* _GIVEN TASK_
Produce an exact transcription of the listing below, omitting the pictures.
## Start
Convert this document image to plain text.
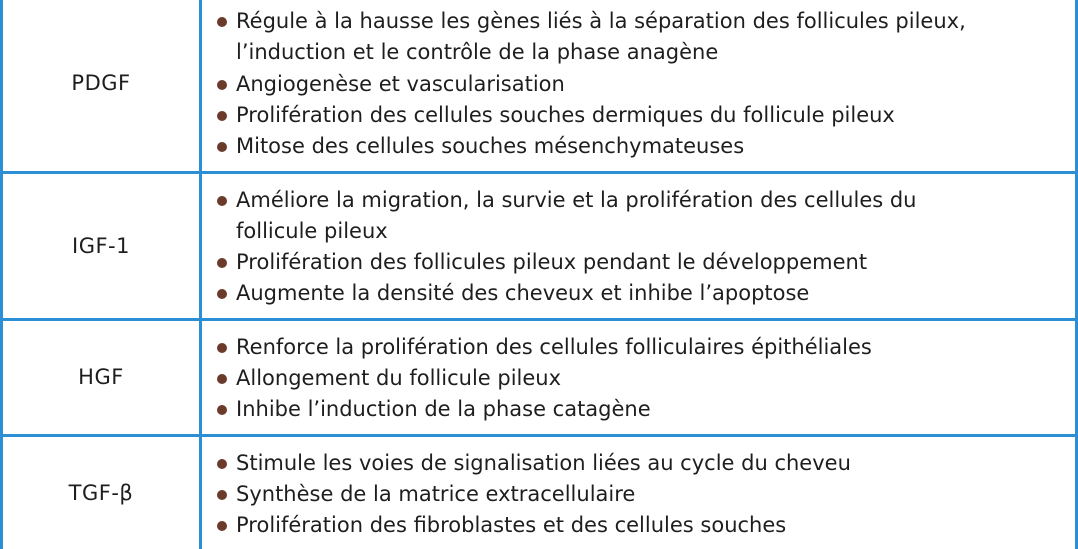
PDGF
Régule à la hausse les gènes liés à la séparation des follicules pileux,
l’induction et le contrôle de la phase anagène
Angiogenèse et vascularisation
Prolifération des cellules souches dermiques du follicule pileux
Mitose des cellules souches mésenchymateuses
IGF-1
Améliore la migration, la survie et la prolifération des cellules du
follicule pileux
Prolifération des follicules pileux pendant le développement
Augmente la densité des cheveux et inhibe l’apoptose
HGF
Renforce la prolifération des cellules folliculaires épithéliales
Allongement du follicule pileux
Inhibe l’induction de la phase catagène
TGF-β
Stimule les voies de signalisation liées au cycle du cheveu
Synthèse de la matrice extracellulaire
Prolifération des fibroblastes et des cellules souches
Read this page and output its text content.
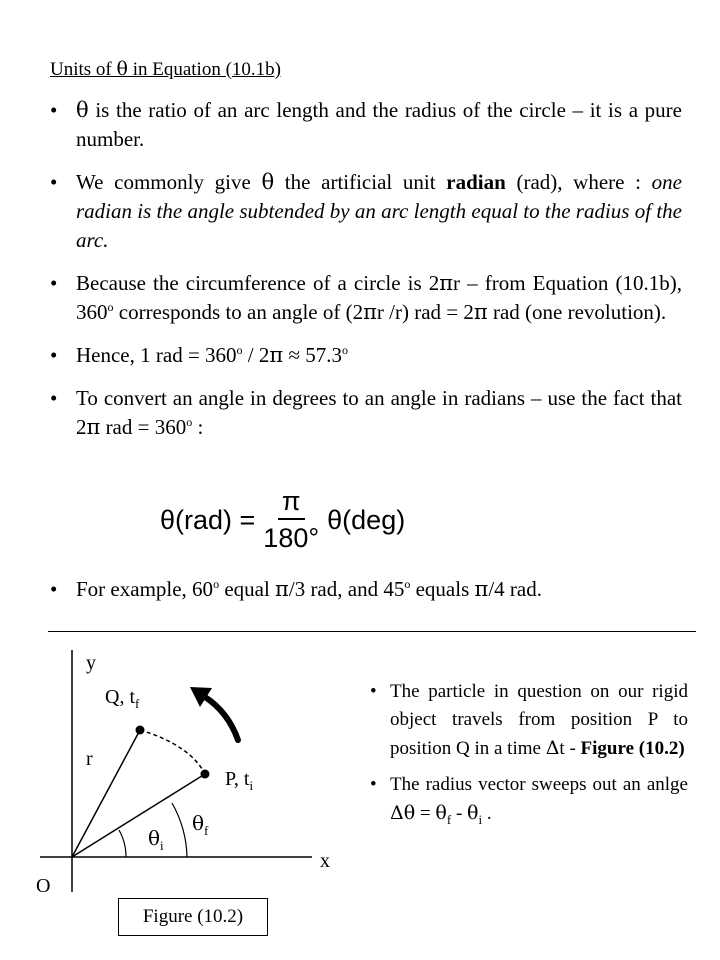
Units of θ in Equation (10.1b)
• θ is the ratio of an arc length and the radius of the circle – it is a pure number.
• We commonly give θ the artificial unit radian (rad), where : one radian is the angle subtended by an arc length equal to the radius of the arc.
• Because the circumference of a circle is 2πr – from Equation (10.1b), 360$^o$ corresponds to an angle of (2πr /r) rad = 2π rad (one revolution).
• Hence, 1 rad = $360^o / 2\pi \approx 57.3^o$
• To convert an angle in degrees to an angle in radians – use the fact that 2π rad = $360^o$ :
$\theta(rad) = \frac{\pi}{180^\circ} \theta(deg)$
• For example, 60$^o$ equal π/3 rad, and 45$^o$ equals π/4 rad.
y
x
O
r
Q, $t_f$
P, $t_i$
$\theta_i$
$\theta_f$
Figure (10.2)
• The particle in question on our rigid object travels from position P to position Q in a time Δt - Figure (10.2)
• The radius vector sweeps out an anlge $\Delta\theta = \theta_f - \theta_i$ .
## End
* _WRITTEN SOLUTION_
Convert this document image to plain text.
PDGF
Régule à la hausse les gènes liés à la séparation des follicules pileux,
l’induction et le contrôle de la phase anagène
Angiogenèse et vascularisation
Prolifération des cellules souches dermiques du follicule pileux
Mitose des cellules souches mésenchymateuses
IGF-1
Améliore la migration, la survie et la prolifération des cellules du
follicule pileux
Prolifération des follicules pileux pendant le développement
Augmente la densité des cheveux et inhibe l’apoptose
HGF
Renforce la prolifération des cellules folliculaires épithéliales
Allongement du follicule pileux
Inhibe l’induction de la phase catagène
TGF-β
Stimule les voies de signalisation liées au cycle du cheveu
Synthèse de la matrice extracellulaire
Prolifération des fibroblastes et des cellules souches
Read this page and output its text content.
Units of θ in Equation (10.1b)
• θ is the ratio of an arc length and the radius of the circle – it is a pure number.
• We commonly give θ the artificial unit radian (rad), where : one radian is the angle subtended by an arc length equal to the radius of the arc.
• Because the circumference of a circle is 2πr – from Equation (10.1b), 360$^o$ corresponds to an angle of (2πr /r) rad = 2π rad (one revolution).
• Hence, 1 rad = $360^o / 2\pi \approx 57.3^o$
• To convert an angle in degrees to an angle in radians – use the fact that 2π rad = $360^o$ :
$\theta(rad) = \frac{\pi}{180^\circ} \theta(deg)$
• For example, 60$^o$ equal π/3 rad, and 45$^o$ equals π/4 rad.
y
x
O
r
Q, $t_f$
P, $t_i$
$\theta_i$
$\theta_f$
Figure (10.2)
• The particle in question on our rigid object travels from position P to position Q in a time Δt - Figure (10.2)
• The radius vector sweeps out an anlge $\Delta\theta = \theta_f - \theta_i$ .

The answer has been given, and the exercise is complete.